What the task requires: Extract every line from the records below that contains the word "مفرج".

Given entries:
::::::

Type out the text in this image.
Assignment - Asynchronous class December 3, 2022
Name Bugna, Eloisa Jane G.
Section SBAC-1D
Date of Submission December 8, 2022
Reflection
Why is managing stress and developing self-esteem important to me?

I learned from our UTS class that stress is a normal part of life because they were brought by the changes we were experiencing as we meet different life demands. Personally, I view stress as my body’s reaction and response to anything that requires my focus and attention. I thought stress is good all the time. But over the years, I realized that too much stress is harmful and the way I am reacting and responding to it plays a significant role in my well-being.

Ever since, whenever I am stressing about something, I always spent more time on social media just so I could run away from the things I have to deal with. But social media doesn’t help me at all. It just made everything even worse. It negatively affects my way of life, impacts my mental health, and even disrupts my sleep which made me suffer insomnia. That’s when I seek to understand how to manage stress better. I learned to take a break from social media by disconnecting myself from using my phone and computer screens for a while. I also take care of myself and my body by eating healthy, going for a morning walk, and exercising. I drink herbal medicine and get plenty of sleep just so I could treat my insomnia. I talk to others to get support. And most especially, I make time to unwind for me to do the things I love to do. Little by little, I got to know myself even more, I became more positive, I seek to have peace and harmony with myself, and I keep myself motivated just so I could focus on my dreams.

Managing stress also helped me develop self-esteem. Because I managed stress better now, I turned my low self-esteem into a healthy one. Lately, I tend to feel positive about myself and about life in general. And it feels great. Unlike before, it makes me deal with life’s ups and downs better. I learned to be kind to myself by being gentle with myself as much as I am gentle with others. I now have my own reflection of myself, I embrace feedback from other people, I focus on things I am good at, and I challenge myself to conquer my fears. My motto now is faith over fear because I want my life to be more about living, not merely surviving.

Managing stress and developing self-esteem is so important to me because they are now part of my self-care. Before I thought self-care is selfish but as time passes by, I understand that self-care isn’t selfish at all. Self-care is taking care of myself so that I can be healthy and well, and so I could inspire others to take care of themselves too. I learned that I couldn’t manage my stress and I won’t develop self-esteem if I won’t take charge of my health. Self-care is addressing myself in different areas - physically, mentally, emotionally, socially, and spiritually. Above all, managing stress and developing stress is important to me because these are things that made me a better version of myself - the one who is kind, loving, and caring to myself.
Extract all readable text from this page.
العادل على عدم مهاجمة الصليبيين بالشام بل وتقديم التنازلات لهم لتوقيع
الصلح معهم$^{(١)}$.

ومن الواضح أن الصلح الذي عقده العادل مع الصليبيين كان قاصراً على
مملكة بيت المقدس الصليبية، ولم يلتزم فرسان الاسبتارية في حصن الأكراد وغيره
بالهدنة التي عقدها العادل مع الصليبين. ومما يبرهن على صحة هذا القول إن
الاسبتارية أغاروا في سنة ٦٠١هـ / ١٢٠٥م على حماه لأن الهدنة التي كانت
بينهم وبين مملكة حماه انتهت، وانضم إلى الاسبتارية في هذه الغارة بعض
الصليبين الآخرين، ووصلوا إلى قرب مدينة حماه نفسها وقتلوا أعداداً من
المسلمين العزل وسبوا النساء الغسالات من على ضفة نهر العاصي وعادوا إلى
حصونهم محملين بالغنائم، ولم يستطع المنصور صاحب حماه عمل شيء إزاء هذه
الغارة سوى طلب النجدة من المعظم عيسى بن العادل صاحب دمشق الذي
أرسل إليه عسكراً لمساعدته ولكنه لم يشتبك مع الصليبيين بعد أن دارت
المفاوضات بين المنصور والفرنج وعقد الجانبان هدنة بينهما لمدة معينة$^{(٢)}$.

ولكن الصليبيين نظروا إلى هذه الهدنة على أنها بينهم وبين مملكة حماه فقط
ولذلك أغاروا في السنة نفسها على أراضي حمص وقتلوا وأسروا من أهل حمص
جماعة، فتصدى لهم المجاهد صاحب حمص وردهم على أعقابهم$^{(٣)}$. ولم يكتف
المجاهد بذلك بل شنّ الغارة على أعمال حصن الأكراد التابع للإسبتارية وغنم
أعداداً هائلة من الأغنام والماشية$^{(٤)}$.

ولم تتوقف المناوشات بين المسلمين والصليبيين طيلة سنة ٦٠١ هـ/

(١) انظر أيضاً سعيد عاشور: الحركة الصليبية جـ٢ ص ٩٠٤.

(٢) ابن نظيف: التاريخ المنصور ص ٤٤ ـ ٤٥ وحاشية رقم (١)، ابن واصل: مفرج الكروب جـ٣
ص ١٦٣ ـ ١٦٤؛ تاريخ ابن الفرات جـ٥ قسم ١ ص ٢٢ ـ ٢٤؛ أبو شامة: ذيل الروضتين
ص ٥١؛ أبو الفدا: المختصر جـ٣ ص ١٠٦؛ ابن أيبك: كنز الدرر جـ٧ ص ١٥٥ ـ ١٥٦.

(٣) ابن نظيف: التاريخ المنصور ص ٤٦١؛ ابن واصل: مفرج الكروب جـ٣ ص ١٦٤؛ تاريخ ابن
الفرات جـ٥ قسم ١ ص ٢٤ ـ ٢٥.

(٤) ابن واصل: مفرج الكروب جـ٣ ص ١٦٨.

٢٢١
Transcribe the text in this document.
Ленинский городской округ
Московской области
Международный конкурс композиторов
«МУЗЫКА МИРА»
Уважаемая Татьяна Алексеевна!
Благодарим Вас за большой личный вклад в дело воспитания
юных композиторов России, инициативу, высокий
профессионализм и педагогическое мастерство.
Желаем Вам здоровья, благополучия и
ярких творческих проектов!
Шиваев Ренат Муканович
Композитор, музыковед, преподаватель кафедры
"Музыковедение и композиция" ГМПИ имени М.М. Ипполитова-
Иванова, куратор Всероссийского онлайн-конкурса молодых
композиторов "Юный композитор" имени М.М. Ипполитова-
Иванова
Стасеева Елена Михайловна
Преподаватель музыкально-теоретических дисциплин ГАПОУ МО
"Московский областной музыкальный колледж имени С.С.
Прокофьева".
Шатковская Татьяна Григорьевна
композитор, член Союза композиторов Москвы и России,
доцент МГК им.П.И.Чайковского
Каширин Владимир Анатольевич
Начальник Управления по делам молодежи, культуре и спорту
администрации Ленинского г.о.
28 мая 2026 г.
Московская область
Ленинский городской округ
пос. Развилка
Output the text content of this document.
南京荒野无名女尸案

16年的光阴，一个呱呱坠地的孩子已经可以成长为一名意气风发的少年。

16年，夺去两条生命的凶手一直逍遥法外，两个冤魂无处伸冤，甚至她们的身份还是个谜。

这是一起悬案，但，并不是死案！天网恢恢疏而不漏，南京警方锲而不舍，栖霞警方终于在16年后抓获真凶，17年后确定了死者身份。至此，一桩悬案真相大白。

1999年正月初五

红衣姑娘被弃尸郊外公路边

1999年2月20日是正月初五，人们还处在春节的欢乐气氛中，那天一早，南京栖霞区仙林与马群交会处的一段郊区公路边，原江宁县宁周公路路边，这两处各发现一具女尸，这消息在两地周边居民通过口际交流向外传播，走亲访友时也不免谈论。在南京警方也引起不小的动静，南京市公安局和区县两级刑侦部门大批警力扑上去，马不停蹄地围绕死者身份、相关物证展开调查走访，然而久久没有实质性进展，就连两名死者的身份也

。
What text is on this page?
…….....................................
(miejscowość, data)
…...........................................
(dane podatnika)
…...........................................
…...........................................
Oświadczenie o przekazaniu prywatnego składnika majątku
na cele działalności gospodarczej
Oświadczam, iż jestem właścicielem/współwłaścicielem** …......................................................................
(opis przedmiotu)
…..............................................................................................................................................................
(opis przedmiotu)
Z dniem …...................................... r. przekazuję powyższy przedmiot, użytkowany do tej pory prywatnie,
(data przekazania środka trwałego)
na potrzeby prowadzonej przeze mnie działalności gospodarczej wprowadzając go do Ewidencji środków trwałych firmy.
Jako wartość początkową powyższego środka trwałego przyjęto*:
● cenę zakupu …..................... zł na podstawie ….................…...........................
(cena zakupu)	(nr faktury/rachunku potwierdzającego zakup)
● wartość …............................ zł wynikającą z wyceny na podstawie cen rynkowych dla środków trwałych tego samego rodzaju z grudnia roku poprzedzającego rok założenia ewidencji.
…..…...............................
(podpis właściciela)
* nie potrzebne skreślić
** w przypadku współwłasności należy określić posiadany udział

::::::

Correct response:
(٢) ابن نظيف: التاريخ المنصور ص ٤٤ ـ ٤٥ وحاشية رقم (١)، ابن واصل: مفرج الكروب جـ٣
(٣) ابن نظيف: التاريخ المنصور ص ٤٦١؛ ابن واصل: مفرج الكروب جـ٣ ص ١٦٤؛ تاريخ ابن
(٤) ابن واصل: مفرج الكروب جـ٣ ص ١٦٨.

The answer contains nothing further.